* [What the task requires]: Copy out each line that has "past" in it.

— Start —

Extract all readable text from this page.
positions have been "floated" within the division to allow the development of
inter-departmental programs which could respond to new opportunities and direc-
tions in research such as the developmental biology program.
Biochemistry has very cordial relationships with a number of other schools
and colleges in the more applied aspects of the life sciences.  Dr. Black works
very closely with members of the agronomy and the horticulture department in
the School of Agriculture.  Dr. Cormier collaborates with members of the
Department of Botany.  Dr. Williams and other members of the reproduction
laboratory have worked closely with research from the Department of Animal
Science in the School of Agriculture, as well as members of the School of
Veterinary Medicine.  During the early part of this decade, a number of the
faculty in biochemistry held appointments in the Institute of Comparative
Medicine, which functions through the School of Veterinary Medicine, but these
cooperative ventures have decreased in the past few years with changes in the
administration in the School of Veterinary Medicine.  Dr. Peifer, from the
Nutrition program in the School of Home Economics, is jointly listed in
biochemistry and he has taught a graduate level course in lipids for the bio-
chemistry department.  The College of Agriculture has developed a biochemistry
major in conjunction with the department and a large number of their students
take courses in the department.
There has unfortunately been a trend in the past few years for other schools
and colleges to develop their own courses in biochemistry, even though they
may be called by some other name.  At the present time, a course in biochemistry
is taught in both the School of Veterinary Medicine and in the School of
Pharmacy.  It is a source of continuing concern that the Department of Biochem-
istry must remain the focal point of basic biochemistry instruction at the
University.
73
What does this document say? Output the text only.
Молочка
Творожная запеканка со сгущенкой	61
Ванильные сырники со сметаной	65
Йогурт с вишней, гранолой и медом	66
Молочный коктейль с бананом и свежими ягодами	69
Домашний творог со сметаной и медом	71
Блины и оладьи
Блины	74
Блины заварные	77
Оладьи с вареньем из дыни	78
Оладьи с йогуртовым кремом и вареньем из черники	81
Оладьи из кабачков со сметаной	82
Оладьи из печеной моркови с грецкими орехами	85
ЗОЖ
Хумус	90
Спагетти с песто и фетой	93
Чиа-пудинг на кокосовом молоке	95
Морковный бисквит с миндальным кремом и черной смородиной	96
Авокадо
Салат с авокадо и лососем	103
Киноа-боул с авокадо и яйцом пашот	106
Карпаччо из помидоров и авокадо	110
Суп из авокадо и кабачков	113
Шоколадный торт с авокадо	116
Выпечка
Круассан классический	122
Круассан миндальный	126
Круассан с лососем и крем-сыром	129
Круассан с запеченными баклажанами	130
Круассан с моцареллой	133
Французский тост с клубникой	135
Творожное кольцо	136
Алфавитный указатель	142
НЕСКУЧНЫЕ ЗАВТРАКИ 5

— End —

* [Result of this exercise]:
cooperative ventures have decreased in the past few years with changes in the
There has unfortunately been a trend in the past few years for other schools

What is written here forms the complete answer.